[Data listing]
· · · · · · ·
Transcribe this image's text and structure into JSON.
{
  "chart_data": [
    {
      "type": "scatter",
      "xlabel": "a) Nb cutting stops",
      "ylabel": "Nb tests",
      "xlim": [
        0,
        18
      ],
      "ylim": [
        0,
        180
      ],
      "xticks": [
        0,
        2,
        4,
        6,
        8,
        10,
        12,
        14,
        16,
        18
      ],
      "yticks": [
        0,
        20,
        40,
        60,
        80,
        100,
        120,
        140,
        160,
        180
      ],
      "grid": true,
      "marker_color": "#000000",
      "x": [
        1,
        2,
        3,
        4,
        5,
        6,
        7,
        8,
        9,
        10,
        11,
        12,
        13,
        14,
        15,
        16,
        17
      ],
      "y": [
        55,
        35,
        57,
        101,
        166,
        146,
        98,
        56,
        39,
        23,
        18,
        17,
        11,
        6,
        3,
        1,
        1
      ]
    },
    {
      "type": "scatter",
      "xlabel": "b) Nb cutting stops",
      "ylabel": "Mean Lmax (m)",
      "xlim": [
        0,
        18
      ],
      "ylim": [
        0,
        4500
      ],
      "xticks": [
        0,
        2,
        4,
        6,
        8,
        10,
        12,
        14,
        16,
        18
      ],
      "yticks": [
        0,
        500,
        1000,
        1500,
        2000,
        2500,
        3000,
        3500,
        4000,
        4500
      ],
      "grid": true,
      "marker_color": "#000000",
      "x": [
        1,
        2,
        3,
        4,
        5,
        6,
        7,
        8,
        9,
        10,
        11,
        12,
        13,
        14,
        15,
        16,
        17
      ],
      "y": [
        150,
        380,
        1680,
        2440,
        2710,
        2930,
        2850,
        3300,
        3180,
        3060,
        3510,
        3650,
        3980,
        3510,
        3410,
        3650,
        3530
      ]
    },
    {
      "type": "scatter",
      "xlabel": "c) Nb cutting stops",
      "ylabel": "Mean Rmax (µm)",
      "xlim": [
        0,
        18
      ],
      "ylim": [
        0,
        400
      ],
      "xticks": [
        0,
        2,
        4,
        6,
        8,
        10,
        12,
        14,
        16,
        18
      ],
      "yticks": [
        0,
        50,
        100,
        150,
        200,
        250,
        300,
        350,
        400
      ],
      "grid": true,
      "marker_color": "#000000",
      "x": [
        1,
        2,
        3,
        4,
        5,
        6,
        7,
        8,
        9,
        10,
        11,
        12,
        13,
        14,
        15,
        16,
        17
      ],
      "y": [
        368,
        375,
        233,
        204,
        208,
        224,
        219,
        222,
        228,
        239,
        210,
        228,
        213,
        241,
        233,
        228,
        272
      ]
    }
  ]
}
· · · · · · ·
**Required task**
Using the material above, gather every line that includes "Mean".

**Right answer**
      "ylabel": "Mean Lmax (m)",
      "ylabel": "Mean Rmax (µm)",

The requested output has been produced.